Word for word, retype every entry in the listing.
BEGIN Task data
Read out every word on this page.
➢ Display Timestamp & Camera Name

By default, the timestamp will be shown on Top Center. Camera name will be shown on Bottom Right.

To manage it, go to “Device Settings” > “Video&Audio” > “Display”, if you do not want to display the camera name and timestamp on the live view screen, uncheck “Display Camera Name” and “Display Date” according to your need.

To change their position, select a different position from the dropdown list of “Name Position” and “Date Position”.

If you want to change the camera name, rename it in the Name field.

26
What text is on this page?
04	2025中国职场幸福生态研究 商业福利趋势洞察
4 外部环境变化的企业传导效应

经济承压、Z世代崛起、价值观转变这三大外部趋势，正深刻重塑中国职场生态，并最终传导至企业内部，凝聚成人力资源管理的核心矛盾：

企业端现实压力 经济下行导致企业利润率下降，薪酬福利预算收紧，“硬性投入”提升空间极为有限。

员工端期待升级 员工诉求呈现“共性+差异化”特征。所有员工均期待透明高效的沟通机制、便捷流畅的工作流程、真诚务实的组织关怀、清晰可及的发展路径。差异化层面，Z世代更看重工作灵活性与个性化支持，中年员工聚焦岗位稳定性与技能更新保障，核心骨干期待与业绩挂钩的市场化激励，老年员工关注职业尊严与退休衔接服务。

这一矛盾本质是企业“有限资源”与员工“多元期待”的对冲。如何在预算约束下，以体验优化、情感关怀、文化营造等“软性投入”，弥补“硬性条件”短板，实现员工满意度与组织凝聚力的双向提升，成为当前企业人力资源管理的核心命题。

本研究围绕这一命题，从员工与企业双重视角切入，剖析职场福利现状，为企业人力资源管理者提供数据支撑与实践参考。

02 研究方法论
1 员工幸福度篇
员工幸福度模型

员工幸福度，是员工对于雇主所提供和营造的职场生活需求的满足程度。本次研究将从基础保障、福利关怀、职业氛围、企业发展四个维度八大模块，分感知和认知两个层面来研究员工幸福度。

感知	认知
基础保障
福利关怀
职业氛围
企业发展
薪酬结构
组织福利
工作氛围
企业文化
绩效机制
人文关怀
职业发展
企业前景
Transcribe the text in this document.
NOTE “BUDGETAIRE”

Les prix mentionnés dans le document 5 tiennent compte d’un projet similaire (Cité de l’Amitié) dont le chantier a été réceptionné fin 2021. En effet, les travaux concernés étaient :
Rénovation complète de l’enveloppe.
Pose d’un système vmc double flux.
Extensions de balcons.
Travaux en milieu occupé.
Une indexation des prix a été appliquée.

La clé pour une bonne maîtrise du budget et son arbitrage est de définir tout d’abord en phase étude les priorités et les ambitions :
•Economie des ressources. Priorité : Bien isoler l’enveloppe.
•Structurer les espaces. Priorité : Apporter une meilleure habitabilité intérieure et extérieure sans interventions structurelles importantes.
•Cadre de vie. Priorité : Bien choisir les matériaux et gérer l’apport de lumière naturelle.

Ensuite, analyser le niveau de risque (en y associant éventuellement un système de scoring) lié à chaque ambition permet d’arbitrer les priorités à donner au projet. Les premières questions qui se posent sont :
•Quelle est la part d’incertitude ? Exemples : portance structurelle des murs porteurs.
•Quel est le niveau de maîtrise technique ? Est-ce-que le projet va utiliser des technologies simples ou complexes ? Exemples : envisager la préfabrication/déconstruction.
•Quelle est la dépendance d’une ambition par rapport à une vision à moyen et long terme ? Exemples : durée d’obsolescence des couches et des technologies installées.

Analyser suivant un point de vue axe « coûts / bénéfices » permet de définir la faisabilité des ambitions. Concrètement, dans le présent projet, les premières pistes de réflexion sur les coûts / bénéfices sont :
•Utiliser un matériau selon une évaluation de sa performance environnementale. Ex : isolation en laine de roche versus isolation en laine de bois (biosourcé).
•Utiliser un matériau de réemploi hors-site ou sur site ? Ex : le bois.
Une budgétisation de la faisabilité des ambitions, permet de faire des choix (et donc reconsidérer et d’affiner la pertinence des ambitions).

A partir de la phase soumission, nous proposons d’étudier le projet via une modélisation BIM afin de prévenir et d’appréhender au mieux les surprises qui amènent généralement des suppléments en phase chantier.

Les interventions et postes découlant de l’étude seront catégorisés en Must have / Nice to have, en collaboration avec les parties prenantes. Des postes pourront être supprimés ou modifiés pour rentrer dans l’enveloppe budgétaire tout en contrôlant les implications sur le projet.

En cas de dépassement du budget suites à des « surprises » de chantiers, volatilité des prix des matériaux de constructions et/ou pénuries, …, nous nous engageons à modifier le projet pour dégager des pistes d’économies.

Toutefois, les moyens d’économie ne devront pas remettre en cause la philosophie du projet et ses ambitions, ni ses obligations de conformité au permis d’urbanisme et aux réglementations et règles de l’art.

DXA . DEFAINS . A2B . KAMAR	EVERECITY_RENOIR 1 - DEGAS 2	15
END Task data
■ **Answer in full**
Read out every word on this page.
➢ Display Timestamp & Camera Name

By default, the timestamp will be shown on Top Center. Camera name will be shown on Bottom Right.

To manage it, go to “Device Settings” > “Video&Audio” > “Display”, if you do not want to display the camera name and timestamp on the live view screen, uncheck “Display Camera Name” and “Display Date” according to your need.

To change their position, select a different position from the dropdown list of “Name Position” and “Date Position”.

If you want to change the camera name, rename it in the Name field.

26
What text is on this page?
04	2025中国职场幸福生态研究 商业福利趋势洞察
4 外部环境变化的企业传导效应

经济承压、Z世代崛起、价值观转变这三大外部趋势，正深刻重塑中国职场生态，并最终传导至企业内部，凝聚成人力资源管理的核心矛盾：

企业端现实压力 经济下行导致企业利润率下降，薪酬福利预算收紧，“硬性投入”提升空间极为有限。

员工端期待升级 员工诉求呈现“共性+差异化”特征。所有员工均期待透明高效的沟通机制、便捷流畅的工作流程、真诚务实的组织关怀、清晰可及的发展路径。差异化层面，Z世代更看重工作灵活性与个性化支持，中年员工聚焦岗位稳定性与技能更新保障，核心骨干期待与业绩挂钩的市场化激励，老年员工关注职业尊严与退休衔接服务。

这一矛盾本质是企业“有限资源”与员工“多元期待”的对冲。如何在预算约束下，以体验优化、情感关怀、文化营造等“软性投入”，弥补“硬性条件”短板，实现员工满意度与组织凝聚力的双向提升，成为当前企业人力资源管理的核心命题。

本研究围绕这一命题，从员工与企业双重视角切入，剖析职场福利现状，为企业人力资源管理者提供数据支撑与实践参考。

02 研究方法论
1 员工幸福度篇
员工幸福度模型

员工幸福度，是员工对于雇主所提供和营造的职场生活需求的满足程度。本次研究将从基础保障、福利关怀、职业氛围、企业发展四个维度八大模块，分感知和认知两个层面来研究员工幸福度。

感知	认知
基础保障
福利关怀
职业氛围
企业发展
薪酬结构
组织福利
工作氛围
企业文化
绩效机制
人文关怀
职业发展
企业前景
Transcribe the text in this document.
NOTE “BUDGETAIRE”

Les prix mentionnés dans le document 5 tiennent compte d’un projet similaire (Cité de l’Amitié) dont le chantier a été réceptionné fin 2021. En effet, les travaux concernés étaient :
Rénovation complète de l’enveloppe.
Pose d’un système vmc double flux.
Extensions de balcons.
Travaux en milieu occupé.
Une indexation des prix a été appliquée.

La clé pour une bonne maîtrise du budget et son arbitrage est de définir tout d’abord en phase étude les priorités et les ambitions :
•Economie des ressources. Priorité : Bien isoler l’enveloppe.
•Structurer les espaces. Priorité : Apporter une meilleure habitabilité intérieure et extérieure sans interventions structurelles importantes.
•Cadre de vie. Priorité : Bien choisir les matériaux et gérer l’apport de lumière naturelle.

Ensuite, analyser le niveau de risque (en y associant éventuellement un système de scoring) lié à chaque ambition permet d’arbitrer les priorités à donner au projet. Les premières questions qui se posent sont :
•Quelle est la part d’incertitude ? Exemples : portance structurelle des murs porteurs.
•Quel est le niveau de maîtrise technique ? Est-ce-que le projet va utiliser des technologies simples ou complexes ? Exemples : envisager la préfabrication/déconstruction.
•Quelle est la dépendance d’une ambition par rapport à une vision à moyen et long terme ? Exemples : durée d’obsolescence des couches et des technologies installées.

Analyser suivant un point de vue axe « coûts / bénéfices » permet de définir la faisabilité des ambitions. Concrètement, dans le présent projet, les premières pistes de réflexion sur les coûts / bénéfices sont :
•Utiliser un matériau selon une évaluation de sa performance environnementale. Ex : isolation en laine de roche versus isolation en laine de bois (biosourcé).
•Utiliser un matériau de réemploi hors-site ou sur site ? Ex : le bois.
Une budgétisation de la faisabilité des ambitions, permet de faire des choix (et donc reconsidérer et d’affiner la pertinence des ambitions).

A partir de la phase soumission, nous proposons d’étudier le projet via une modélisation BIM afin de prévenir et d’appréhender au mieux les surprises qui amènent généralement des suppléments en phase chantier.

Les interventions et postes découlant de l’étude seront catégorisés en Must have / Nice to have, en collaboration avec les parties prenantes. Des postes pourront être supprimés ou modifiés pour rentrer dans l’enveloppe budgétaire tout en contrôlant les implications sur le projet.

En cas de dépassement du budget suites à des « surprises » de chantiers, volatilité des prix des matériaux de constructions et/ou pénuries, …, nous nous engageons à modifier le projet pour dégager des pistes d’économies.

Toutefois, les moyens d’économie ne devront pas remettre en cause la philosophie du projet et ses ambitions, ni ses obligations de conformité au permis d’urbanisme et aux réglementations et règles de l’art.

DXA . DEFAINS . A2B . KAMAR	EVERECITY_RENOIR 1 - DEGAS 2	15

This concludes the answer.